(Source data)
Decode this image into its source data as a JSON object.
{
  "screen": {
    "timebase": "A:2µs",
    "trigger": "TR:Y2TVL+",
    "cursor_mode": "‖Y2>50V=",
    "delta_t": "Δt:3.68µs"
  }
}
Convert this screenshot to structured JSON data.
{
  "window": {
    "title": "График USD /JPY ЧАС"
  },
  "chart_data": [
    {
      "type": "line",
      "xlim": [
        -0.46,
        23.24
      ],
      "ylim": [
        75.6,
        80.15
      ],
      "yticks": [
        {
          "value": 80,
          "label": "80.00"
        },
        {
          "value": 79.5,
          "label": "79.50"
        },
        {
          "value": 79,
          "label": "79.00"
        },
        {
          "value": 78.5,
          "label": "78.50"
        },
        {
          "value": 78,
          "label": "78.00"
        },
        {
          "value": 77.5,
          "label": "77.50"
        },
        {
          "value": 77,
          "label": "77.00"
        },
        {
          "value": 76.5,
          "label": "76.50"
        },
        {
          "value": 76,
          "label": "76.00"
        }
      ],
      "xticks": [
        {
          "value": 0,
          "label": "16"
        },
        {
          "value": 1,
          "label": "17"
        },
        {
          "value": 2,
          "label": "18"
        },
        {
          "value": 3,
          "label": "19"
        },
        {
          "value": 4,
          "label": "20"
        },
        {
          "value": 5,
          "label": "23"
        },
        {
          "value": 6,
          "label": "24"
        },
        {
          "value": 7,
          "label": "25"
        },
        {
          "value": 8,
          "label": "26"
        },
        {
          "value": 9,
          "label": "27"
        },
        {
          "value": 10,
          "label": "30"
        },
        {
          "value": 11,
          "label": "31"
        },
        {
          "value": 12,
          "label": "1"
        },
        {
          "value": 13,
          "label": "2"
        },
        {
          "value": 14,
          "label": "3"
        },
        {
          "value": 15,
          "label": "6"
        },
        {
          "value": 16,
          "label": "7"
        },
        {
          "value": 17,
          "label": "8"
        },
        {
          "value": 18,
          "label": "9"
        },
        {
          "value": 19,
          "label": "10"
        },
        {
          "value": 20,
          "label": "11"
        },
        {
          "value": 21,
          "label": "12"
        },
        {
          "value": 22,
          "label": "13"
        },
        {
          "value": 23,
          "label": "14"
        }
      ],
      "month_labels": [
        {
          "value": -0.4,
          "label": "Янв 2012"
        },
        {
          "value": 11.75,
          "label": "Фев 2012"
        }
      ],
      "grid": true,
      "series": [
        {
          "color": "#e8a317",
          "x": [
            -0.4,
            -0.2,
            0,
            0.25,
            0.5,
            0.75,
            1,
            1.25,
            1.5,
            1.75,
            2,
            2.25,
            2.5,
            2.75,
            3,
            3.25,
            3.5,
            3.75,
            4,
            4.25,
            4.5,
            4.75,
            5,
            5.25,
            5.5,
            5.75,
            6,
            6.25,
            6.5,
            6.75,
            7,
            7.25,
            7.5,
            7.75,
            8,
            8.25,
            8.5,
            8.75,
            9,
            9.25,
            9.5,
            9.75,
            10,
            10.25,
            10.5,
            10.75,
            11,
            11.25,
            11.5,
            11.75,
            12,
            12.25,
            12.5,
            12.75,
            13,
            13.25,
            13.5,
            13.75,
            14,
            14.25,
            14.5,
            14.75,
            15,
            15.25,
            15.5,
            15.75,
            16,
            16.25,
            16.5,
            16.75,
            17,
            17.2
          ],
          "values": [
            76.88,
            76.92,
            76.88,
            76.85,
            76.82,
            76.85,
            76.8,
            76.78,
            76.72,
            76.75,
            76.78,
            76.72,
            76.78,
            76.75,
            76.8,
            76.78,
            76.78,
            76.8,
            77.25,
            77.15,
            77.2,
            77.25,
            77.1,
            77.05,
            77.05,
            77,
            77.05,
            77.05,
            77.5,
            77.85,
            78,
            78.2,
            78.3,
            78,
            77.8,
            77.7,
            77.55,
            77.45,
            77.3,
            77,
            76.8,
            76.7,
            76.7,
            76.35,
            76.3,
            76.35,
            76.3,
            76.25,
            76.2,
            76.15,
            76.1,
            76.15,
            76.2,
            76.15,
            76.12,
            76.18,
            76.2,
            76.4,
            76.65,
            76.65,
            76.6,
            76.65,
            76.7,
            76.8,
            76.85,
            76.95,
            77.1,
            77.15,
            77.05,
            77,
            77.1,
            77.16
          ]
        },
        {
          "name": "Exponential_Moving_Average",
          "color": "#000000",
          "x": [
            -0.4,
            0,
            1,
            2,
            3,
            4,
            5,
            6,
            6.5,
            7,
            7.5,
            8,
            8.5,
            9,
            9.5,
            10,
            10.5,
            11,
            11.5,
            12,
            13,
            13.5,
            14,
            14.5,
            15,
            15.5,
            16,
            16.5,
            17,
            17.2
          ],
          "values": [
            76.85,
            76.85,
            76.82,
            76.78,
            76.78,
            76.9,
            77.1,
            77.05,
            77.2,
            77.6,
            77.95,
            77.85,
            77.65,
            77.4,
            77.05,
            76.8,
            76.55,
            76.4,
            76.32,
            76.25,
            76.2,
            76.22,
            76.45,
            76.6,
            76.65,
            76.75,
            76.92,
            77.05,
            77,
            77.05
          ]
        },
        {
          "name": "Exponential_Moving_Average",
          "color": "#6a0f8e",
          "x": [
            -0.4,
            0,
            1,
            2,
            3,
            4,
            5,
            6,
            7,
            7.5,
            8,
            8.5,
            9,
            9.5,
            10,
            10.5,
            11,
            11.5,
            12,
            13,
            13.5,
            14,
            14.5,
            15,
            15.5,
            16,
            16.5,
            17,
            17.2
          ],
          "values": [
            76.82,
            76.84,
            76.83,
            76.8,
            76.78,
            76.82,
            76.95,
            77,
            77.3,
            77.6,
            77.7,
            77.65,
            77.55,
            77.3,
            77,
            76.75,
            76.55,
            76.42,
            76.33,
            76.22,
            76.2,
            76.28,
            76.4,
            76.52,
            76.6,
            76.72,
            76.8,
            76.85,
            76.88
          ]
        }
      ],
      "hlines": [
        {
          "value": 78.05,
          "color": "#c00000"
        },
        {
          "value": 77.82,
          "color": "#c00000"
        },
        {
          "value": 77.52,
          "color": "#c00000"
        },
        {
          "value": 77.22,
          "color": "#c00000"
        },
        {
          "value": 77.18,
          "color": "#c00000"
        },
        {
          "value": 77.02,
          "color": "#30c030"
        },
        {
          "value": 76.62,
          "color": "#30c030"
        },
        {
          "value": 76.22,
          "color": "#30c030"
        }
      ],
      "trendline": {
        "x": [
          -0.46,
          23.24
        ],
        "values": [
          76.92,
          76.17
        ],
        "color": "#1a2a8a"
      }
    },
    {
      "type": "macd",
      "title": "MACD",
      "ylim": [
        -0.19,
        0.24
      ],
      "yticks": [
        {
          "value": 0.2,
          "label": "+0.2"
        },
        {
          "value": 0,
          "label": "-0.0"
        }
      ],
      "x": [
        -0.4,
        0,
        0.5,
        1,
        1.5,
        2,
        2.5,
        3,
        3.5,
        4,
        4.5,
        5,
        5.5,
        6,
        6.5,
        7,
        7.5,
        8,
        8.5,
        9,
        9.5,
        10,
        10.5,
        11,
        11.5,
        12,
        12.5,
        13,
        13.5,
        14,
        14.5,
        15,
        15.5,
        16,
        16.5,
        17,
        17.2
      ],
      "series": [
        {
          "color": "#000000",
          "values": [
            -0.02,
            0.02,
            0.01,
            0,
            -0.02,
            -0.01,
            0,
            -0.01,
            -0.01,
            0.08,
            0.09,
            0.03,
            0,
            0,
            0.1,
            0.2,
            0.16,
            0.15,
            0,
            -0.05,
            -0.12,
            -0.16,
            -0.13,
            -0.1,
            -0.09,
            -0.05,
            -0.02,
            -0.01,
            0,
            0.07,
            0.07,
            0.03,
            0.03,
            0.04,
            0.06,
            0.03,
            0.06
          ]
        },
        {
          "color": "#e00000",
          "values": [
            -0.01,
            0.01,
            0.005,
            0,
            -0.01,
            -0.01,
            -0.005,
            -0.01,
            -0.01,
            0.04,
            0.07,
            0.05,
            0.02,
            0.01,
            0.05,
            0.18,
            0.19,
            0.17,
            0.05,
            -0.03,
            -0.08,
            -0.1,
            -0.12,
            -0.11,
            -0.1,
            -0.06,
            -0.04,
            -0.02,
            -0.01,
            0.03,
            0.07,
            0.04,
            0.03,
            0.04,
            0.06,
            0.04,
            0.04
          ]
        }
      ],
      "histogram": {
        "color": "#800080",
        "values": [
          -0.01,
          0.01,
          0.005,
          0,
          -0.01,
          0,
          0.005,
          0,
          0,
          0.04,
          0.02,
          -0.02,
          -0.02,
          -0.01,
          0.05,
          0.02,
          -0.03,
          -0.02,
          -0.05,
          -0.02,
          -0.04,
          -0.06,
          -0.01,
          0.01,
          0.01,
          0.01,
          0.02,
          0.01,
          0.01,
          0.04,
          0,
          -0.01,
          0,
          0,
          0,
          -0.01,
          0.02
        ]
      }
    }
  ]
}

• _Work to be completed_
Locate the word "JSON" in the records and collect each line it appears in.

• _Full output_
Decode this image into its source data as a JSON object.
Convert this screenshot to structured JSON data.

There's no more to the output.